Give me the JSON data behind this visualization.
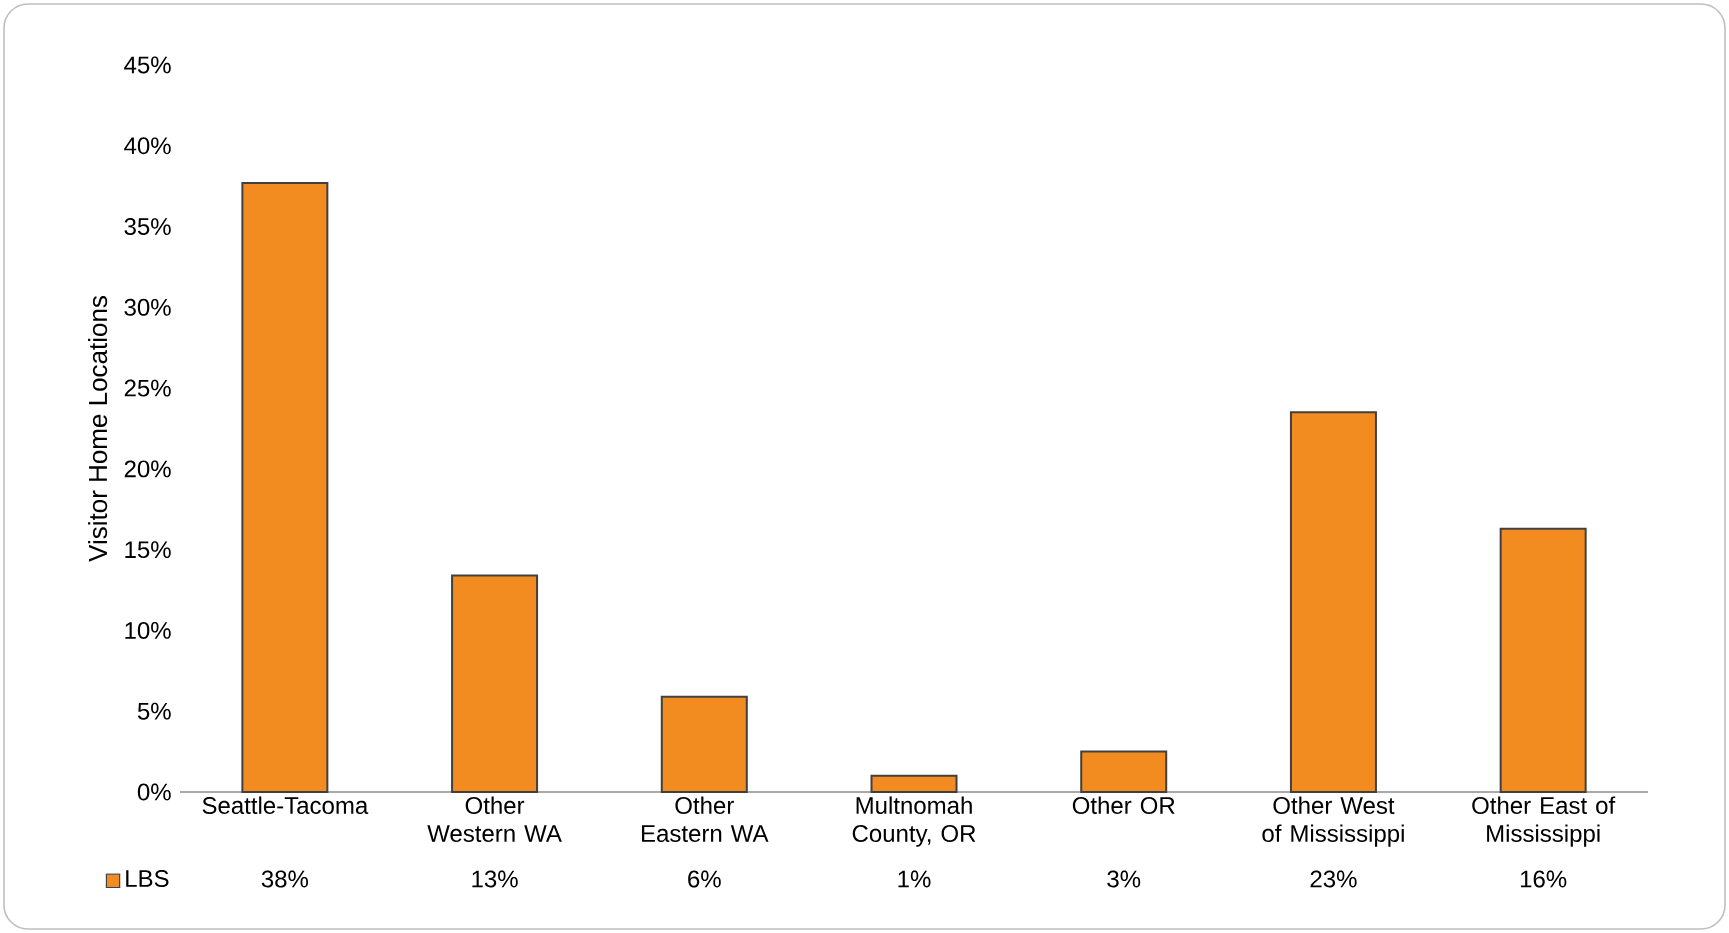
{
  "chart_data": {
    "type": "bar",
    "ylabel": "Visitor Home Locations",
    "categories": [
      "Seattle-Tacoma",
      "Other Western WA",
      "Other Eastern WA",
      "Multnomah County, OR",
      "Other OR",
      "Other West of Mississippi",
      "Other East of Mississippi"
    ],
    "series": [
      {
        "name": "LBS",
        "color": "#f28c21",
        "values": [
          37.7,
          13.4,
          5.9,
          1.0,
          2.5,
          23.5,
          16.3
        ],
        "value_labels": [
          "38%",
          "13%",
          "6%",
          "1%",
          "3%",
          "23%",
          "16%"
        ]
      }
    ],
    "ylim": [
      0,
      45
    ],
    "yticks": [
      {
        "value": 0,
        "label": "0%"
      },
      {
        "value": 5,
        "label": "5%"
      },
      {
        "value": 10,
        "label": "10%"
      },
      {
        "value": 15,
        "label": "15%"
      },
      {
        "value": 20,
        "label": "20%"
      },
      {
        "value": 25,
        "label": "25%"
      },
      {
        "value": 30,
        "label": "30%"
      },
      {
        "value": 35,
        "label": "35%"
      },
      {
        "value": 40,
        "label": "40%"
      },
      {
        "value": 45,
        "label": "45%"
      }
    ],
    "legend": "bottom left"
  }
}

++++++++++++++++++++

> [Exercise instructions] Identify each line containing the string "Mississippi" and copy it out.

> [Exercise solution]
      "Other West of Mississippi",
      "Other East of Mississippi"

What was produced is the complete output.